• Prompt
Write out each line exactly as it stands, please.

• Data provided

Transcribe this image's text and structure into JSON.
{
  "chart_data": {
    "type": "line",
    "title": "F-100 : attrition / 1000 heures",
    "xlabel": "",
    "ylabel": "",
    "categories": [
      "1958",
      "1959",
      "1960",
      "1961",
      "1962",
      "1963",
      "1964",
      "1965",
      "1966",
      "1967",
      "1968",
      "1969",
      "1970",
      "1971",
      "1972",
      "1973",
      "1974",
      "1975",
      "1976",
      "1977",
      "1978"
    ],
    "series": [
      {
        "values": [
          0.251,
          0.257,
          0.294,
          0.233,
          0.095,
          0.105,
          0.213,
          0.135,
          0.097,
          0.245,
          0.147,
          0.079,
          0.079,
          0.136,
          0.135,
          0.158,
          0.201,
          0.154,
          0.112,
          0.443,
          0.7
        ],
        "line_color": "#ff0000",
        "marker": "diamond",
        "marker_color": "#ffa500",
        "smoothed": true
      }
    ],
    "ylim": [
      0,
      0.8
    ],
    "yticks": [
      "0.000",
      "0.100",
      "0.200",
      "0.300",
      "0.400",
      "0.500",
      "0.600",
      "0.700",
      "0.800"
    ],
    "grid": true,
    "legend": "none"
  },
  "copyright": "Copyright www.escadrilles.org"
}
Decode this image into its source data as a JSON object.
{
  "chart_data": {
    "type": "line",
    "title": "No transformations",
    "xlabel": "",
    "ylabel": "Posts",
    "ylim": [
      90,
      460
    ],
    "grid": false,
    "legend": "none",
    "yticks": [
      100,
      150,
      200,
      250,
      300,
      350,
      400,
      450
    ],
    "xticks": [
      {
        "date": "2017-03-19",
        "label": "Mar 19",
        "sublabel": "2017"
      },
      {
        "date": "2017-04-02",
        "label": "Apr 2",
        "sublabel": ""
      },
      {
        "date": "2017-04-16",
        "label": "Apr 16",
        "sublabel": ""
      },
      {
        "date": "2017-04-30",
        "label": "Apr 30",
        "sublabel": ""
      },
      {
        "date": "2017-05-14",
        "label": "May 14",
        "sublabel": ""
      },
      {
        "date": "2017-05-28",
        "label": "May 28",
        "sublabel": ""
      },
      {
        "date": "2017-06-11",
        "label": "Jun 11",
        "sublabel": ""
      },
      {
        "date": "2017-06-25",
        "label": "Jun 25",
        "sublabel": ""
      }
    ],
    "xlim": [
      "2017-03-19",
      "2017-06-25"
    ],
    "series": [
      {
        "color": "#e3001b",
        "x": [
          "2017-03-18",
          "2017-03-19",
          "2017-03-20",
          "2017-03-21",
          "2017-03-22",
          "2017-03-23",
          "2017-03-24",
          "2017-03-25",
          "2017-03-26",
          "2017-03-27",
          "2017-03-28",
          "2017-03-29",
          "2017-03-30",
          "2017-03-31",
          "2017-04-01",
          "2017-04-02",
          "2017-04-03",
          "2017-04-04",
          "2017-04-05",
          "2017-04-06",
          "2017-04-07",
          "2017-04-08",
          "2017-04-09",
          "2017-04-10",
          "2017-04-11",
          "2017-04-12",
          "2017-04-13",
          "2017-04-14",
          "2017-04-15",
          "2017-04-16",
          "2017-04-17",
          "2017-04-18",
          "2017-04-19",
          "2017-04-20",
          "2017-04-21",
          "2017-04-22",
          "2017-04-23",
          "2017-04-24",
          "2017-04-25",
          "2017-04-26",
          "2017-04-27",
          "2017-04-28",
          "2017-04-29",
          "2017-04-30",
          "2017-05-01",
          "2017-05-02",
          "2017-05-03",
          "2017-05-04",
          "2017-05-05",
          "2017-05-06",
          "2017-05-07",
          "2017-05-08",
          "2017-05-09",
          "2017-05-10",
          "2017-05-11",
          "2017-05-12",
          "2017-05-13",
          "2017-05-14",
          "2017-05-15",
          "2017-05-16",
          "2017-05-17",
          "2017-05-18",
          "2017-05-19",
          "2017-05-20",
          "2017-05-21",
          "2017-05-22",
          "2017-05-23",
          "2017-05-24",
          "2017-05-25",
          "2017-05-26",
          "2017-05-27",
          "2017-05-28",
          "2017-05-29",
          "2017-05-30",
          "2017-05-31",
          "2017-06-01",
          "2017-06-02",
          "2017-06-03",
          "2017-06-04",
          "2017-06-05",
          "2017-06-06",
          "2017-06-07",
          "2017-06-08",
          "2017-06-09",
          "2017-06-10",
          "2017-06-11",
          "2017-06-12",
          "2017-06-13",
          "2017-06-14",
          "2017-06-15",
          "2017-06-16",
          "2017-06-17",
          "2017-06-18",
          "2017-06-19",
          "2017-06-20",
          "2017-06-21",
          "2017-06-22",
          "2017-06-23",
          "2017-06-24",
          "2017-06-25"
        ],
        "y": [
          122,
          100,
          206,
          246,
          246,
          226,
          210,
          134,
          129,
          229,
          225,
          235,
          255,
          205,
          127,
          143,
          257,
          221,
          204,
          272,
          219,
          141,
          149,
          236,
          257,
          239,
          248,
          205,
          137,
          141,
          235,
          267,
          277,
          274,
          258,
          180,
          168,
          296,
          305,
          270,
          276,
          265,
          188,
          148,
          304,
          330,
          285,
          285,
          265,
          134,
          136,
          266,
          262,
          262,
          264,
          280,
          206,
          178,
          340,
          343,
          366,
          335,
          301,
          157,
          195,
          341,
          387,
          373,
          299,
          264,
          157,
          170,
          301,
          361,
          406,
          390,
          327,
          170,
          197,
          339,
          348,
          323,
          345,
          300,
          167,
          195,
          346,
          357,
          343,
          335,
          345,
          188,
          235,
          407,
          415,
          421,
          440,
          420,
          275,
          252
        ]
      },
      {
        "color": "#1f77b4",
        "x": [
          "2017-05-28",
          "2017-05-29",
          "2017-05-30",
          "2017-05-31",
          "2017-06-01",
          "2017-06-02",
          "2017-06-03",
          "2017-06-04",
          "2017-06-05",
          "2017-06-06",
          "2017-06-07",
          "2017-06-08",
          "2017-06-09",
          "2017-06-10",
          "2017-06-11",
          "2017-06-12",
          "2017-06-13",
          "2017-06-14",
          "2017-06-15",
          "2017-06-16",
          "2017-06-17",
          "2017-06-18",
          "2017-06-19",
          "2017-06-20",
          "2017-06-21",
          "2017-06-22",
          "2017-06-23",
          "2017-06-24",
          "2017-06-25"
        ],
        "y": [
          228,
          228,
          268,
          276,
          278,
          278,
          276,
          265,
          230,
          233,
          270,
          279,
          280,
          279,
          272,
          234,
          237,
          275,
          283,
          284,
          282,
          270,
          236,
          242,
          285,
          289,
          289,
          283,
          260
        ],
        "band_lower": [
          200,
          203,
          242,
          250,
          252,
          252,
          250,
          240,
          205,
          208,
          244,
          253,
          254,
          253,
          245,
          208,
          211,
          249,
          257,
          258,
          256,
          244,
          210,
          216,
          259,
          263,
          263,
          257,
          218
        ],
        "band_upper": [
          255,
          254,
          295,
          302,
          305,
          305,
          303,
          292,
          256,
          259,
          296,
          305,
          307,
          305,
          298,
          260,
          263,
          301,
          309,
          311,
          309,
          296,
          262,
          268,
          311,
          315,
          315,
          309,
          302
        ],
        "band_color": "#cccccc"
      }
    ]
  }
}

• Result of this exercise
Transcribe this image's text and structure into JSON.
{
  "chart_data": {
    "type": "line",
    "title": "F-100 : attrition / 1000 heures",
    "xlabel": "",
    "ylabel": "",
    "categories": [
      "1958",
      "1959",
      "1960",
      "1961",
      "1962",
      "1963",
      "1964",
      "1965",
      "1966",
      "1967",
      "1968",
      "1969",
      "1970",
      "1971",
      "1972",
      "1973",
      "1974",
      "1975",
      "1976",
      "1977",
      "1978"
    ],
    "series": [
      {
        "values": [
          0.251,
          0.257,
          0.294,
          0.233,
          0.095,
          0.105,
          0.213,
          0.135,
          0.097,
          0.245,
          0.147,
          0.079,
          0.079,
          0.136,
          0.135,
          0.158,
          0.201,
          0.154,
          0.112,
          0.443,
          0.7
        ],
        "line_color": "#ff0000",
        "marker": "diamond",
        "marker_color": "#ffa500",
        "smoothed": true
      }
    ],
    "ylim": [
      0,
      0.8
    ],
    "yticks": [
      "0.000",
      "0.100",
      "0.200",
      "0.300",
      "0.400",
      "0.500",
      "0.600",
      "0.700",
      "0.800"
    ],
    "grid": true,
    "legend": "none"
  },
  "copyright": "Copyright www.escadrilles.org"
}
Decode this image into its source data as a JSON object.
{
  "chart_data": {
    "type": "line",
    "title": "No transformations",
    "xlabel": "",
    "ylabel": "Posts",
    "ylim": [
      90,
      460
    ],
    "grid": false,
    "legend": "none",
    "yticks": [
      100,
      150,
      200,
      250,
      300,
      350,
      400,
      450
    ],
    "xticks": [
      {
        "date": "2017-03-19",
        "label": "Mar 19",
        "sublabel": "2017"
      },
      {
        "date": "2017-04-02",
        "label": "Apr 2",
        "sublabel": ""
      },
      {
        "date": "2017-04-16",
        "label": "Apr 16",
        "sublabel": ""
      },
      {
        "date": "2017-04-30",
        "label": "Apr 30",
        "sublabel": ""
      },
      {
        "date": "2017-05-14",
        "label": "May 14",
        "sublabel": ""
      },
      {
        "date": "2017-05-28",
        "label": "May 28",
        "sublabel": ""
      },
      {
        "date": "2017-06-11",
        "label": "Jun 11",
        "sublabel": ""
      },
      {
        "date": "2017-06-25",
        "label": "Jun 25",
        "sublabel": ""
      }
    ],
    "xlim": [
      "2017-03-19",
      "2017-06-25"
    ],
    "series": [
      {
        "color": "#e3001b",
        "x": [
          "2017-03-18",
          "2017-03-19",
          "2017-03-20",
          "2017-03-21",
          "2017-03-22",
          "2017-03-23",
          "2017-03-24",
          "2017-03-25",
          "2017-03-26",
          "2017-03-27",
          "2017-03-28",
          "2017-03-29",
          "2017-03-30",
          "2017-03-31",
          "2017-04-01",
          "2017-04-02",
          "2017-04-03",
          "2017-04-04",
          "2017-04-05",
          "2017-04-06",
          "2017-04-07",
          "2017-04-08",
          "2017-04-09",
          "2017-04-10",
          "2017-04-11",
          "2017-04-12",
          "2017-04-13",
          "2017-04-14",
          "2017-04-15",
          "2017-04-16",
          "2017-04-17",
          "2017-04-18",
          "2017-04-19",
          "2017-04-20",
          "2017-04-21",
          "2017-04-22",
          "2017-04-23",
          "2017-04-24",
          "2017-04-25",
          "2017-04-26",
          "2017-04-27",
          "2017-04-28",
          "2017-04-29",
          "2017-04-30",
          "2017-05-01",
          "2017-05-02",
          "2017-05-03",
          "2017-05-04",
          "2017-05-05",
          "2017-05-06",
          "2017-05-07",
          "2017-05-08",
          "2017-05-09",
          "2017-05-10",
          "2017-05-11",
          "2017-05-12",
          "2017-05-13",
          "2017-05-14",
          "2017-05-15",
          "2017-05-16",
          "2017-05-17",
          "2017-05-18",
          "2017-05-19",
          "2017-05-20",
          "2017-05-21",
          "2017-05-22",
          "2017-05-23",
          "2017-05-24",
          "2017-05-25",
          "2017-05-26",
          "2017-05-27",
          "2017-05-28",
          "2017-05-29",
          "2017-05-30",
          "2017-05-31",
          "2017-06-01",
          "2017-06-02",
          "2017-06-03",
          "2017-06-04",
          "2017-06-05",
          "2017-06-06",
          "2017-06-07",
          "2017-06-08",
          "2017-06-09",
          "2017-06-10",
          "2017-06-11",
          "2017-06-12",
          "2017-06-13",
          "2017-06-14",
          "2017-06-15",
          "2017-06-16",
          "2017-06-17",
          "2017-06-18",
          "2017-06-19",
          "2017-06-20",
          "2017-06-21",
          "2017-06-22",
          "2017-06-23",
          "2017-06-24",
          "2017-06-25"
        ],
        "y": [
          122,
          100,
          206,
          246,
          246,
          226,
          210,
          134,
          129,
          229,
          225,
          235,
          255,
          205,
          127,
          143,
          257,
          221,
          204,
          272,
          219,
          141,
          149,
          236,
          257,
          239,
          248,
          205,
          137,
          141,
          235,
          267,
          277,
          274,
          258,
          180,
          168,
          296,
          305,
          270,
          276,
          265,
          188,
          148,
          304,
          330,
          285,
          285,
          265,
          134,
          136,
          266,
          262,
          262,
          264,
          280,
          206,
          178,
          340,
          343,
          366,
          335,
          301,
          157,
          195,
          341,
          387,
          373,
          299,
          264,
          157,
          170,
          301,
          361,
          406,
          390,
          327,
          170,
          197,
          339,
          348,
          323,
          345,
          300,
          167,
          195,
          346,
          357,
          343,
          335,
          345,
          188,
          235,
          407,
          415,
          421,
          440,
          420,
          275,
          252
        ]
      },
      {
        "color": "#1f77b4",
        "x": [
          "2017-05-28",
          "2017-05-29",
          "2017-05-30",
          "2017-05-31",
          "2017-06-01",
          "2017-06-02",
          "2017-06-03",
          "2017-06-04",
          "2017-06-05",
          "2017-06-06",
          "2017-06-07",
          "2017-06-08",
          "2017-06-09",
          "2017-06-10",
          "2017-06-11",
          "2017-06-12",
          "2017-06-13",
          "2017-06-14",
          "2017-06-15",
          "2017-06-16",
          "2017-06-17",
          "2017-06-18",
          "2017-06-19",
          "2017-06-20",
          "2017-06-21",
          "2017-06-22",
          "2017-06-23",
          "2017-06-24",
          "2017-06-25"
        ],
        "y": [
          228,
          228,
          268,
          276,
          278,
          278,
          276,
          265,
          230,
          233,
          270,
          279,
          280,
          279,
          272,
          234,
          237,
          275,
          283,
          284,
          282,
          270,
          236,
          242,
          285,
          289,
          289,
          283,
          260
        ],
        "band_lower": [
          200,
          203,
          242,
          250,
          252,
          252,
          250,
          240,
          205,
          208,
          244,
          253,
          254,
          253,
          245,
          208,
          211,
          249,
          257,
          258,
          256,
          244,
          210,
          216,
          259,
          263,
          263,
          257,
          218
        ],
        "band_upper": [
          255,
          254,
          295,
          302,
          305,
          305,
          303,
          292,
          256,
          259,
          296,
          305,
          307,
          305,
          298,
          260,
          263,
          301,
          309,
          311,
          309,
          296,
          262,
          268,
          311,
          315,
          315,
          309,
          302
        ],
        "band_color": "#cccccc"
      }
    ]
  }
}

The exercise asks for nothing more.